Dataset excerpts
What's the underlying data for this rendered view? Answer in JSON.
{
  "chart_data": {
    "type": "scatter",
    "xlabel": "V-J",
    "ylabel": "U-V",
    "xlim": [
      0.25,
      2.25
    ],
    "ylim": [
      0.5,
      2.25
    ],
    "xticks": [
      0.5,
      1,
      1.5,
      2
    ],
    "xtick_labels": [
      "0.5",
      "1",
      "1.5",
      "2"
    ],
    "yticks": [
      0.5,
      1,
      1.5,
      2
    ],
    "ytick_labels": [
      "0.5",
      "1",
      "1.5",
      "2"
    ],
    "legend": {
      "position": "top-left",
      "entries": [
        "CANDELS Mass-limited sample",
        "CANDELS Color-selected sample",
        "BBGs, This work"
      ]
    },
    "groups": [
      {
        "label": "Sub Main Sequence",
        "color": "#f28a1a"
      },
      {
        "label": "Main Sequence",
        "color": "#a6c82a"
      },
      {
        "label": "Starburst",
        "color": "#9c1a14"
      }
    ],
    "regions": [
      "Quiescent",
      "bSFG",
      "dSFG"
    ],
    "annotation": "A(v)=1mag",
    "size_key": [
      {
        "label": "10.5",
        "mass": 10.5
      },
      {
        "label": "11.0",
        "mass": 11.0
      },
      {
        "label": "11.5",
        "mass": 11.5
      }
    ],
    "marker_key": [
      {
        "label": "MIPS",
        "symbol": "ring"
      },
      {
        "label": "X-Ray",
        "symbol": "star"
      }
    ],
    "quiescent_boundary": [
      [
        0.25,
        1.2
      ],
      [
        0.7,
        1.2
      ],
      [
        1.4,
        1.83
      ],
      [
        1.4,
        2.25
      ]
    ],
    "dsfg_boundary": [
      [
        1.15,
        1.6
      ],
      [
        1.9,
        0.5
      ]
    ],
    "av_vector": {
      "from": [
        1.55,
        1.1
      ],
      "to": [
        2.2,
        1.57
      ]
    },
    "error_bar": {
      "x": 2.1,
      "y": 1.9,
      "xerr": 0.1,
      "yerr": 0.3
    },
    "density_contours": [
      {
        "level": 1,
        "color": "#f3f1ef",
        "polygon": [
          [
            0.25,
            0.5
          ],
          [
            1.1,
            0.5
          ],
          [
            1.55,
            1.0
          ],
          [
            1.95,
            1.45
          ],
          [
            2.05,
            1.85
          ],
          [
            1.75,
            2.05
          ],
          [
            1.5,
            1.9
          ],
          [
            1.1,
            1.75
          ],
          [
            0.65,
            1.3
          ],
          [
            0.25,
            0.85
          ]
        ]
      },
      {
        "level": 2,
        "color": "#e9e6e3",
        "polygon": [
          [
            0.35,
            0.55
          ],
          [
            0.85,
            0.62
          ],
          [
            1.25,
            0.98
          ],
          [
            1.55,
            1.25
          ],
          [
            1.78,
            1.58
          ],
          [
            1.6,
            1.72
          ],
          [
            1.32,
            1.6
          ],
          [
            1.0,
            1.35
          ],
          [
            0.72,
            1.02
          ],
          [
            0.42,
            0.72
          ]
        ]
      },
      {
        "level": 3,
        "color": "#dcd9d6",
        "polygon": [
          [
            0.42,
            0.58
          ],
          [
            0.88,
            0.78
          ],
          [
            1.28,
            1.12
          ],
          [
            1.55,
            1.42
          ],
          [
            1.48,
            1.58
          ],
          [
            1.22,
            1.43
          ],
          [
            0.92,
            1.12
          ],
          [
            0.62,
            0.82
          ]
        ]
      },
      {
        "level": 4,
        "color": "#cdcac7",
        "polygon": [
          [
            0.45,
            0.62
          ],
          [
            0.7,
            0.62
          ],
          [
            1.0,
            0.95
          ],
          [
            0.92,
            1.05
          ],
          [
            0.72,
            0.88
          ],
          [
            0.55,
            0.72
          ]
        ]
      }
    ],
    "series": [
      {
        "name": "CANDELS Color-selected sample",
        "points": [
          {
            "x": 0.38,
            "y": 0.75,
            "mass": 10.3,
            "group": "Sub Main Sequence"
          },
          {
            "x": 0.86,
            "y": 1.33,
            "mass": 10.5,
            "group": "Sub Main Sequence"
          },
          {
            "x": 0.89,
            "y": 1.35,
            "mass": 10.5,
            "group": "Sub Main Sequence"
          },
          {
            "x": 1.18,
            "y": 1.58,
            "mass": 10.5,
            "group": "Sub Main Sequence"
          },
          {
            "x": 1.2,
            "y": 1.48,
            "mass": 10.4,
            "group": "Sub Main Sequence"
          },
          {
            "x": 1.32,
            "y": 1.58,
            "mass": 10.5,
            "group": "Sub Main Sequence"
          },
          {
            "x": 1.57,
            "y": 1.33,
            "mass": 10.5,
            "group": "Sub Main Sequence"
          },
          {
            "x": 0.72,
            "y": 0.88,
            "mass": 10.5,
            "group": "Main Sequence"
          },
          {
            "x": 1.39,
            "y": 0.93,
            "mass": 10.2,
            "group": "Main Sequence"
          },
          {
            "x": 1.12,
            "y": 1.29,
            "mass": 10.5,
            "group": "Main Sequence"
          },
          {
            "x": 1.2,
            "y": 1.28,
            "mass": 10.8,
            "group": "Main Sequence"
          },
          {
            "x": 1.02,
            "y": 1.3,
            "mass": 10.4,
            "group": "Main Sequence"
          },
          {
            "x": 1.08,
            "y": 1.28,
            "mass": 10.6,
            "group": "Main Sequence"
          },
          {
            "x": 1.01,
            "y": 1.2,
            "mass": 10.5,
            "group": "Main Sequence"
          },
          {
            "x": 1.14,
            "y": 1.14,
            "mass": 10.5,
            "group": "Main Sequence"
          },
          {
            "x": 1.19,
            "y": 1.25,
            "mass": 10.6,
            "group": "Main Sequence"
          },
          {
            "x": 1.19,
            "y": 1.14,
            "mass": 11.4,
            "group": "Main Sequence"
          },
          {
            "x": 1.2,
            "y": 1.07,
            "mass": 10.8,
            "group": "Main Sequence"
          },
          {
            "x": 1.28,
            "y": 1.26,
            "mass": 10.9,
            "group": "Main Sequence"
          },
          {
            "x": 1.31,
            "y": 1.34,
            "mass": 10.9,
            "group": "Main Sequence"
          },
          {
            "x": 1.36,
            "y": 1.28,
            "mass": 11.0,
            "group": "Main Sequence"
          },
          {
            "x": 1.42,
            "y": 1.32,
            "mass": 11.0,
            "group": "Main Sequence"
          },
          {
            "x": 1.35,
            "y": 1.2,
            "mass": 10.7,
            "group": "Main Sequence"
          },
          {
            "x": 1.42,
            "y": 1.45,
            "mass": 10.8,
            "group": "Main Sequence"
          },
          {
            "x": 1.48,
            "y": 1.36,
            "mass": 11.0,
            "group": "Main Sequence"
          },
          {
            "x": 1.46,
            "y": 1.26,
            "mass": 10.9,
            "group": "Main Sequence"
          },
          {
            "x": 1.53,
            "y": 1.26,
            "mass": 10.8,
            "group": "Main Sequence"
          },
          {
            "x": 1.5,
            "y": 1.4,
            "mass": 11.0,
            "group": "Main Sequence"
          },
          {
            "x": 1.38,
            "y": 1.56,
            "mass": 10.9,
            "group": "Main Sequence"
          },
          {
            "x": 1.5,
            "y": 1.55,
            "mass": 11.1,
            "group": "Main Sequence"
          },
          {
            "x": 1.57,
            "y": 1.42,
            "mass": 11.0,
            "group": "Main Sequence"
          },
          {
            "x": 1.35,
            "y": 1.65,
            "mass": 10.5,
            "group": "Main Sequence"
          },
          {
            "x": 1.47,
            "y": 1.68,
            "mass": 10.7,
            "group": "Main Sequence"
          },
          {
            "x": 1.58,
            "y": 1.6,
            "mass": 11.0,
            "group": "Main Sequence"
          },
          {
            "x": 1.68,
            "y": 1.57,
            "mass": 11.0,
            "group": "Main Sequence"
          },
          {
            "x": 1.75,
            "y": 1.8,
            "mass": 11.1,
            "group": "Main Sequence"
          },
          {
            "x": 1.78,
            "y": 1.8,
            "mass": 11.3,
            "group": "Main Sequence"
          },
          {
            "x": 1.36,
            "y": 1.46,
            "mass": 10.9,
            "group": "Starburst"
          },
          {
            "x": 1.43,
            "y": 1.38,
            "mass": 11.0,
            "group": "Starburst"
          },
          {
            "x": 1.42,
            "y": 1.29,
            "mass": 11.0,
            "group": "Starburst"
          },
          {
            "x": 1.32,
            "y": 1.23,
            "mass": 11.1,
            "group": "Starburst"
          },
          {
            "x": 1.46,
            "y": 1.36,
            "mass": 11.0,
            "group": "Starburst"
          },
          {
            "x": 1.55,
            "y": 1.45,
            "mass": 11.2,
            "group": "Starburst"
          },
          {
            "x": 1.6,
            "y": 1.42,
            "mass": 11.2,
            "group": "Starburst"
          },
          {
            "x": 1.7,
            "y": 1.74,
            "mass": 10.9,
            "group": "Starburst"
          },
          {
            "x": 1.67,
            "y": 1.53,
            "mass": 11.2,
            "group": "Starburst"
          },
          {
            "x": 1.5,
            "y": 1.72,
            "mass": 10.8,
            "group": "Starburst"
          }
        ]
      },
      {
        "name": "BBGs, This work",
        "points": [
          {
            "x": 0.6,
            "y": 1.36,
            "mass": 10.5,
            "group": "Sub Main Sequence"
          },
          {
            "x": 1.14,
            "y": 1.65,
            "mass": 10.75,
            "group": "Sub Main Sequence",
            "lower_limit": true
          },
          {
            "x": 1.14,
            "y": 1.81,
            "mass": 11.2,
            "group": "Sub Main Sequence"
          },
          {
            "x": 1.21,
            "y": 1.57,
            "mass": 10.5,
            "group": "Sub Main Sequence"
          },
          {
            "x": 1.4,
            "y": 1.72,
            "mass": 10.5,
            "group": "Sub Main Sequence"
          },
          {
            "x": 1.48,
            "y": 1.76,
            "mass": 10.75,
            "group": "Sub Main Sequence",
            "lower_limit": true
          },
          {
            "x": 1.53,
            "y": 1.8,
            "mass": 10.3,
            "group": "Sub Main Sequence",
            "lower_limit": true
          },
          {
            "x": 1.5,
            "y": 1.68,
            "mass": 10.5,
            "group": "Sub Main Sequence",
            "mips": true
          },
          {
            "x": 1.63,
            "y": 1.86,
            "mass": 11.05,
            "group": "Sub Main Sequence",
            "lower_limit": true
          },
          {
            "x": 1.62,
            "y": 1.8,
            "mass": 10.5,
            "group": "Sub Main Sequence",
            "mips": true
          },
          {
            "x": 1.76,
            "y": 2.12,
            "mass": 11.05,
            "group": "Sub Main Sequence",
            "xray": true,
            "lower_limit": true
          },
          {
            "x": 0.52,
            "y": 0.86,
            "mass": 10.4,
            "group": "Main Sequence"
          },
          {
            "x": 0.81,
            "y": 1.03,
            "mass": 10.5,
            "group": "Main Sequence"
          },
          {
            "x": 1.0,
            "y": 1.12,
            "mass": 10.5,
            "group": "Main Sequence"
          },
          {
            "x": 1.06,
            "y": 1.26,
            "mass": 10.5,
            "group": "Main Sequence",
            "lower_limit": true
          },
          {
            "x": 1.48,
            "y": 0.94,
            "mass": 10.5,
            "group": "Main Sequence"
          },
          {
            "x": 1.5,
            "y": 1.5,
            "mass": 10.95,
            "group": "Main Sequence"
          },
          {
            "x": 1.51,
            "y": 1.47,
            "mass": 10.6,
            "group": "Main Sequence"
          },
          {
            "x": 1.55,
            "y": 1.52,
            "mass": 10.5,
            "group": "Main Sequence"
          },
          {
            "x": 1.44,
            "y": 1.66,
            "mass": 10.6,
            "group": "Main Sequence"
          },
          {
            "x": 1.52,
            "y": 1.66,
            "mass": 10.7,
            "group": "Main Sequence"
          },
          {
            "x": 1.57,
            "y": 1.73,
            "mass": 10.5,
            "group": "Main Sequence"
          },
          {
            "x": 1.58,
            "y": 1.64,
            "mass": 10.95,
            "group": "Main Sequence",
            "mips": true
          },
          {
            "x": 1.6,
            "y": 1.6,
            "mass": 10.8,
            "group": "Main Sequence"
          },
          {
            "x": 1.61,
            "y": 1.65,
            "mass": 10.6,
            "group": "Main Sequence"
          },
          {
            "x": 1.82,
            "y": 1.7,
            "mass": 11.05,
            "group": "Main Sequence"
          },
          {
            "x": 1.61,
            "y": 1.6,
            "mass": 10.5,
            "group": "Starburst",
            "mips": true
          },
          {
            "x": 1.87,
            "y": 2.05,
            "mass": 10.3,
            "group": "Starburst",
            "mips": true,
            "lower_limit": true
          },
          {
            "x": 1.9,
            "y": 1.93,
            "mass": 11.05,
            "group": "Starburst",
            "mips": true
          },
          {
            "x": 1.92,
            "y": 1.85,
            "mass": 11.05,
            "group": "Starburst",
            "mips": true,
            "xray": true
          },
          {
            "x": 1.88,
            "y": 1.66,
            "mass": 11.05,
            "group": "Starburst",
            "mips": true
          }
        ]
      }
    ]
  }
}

Task to complete
Show the lines of the data that hold the word "name".

Expected answer
        "name": "CANDELS Color-selected sample",
        "name": "BBGs, This work",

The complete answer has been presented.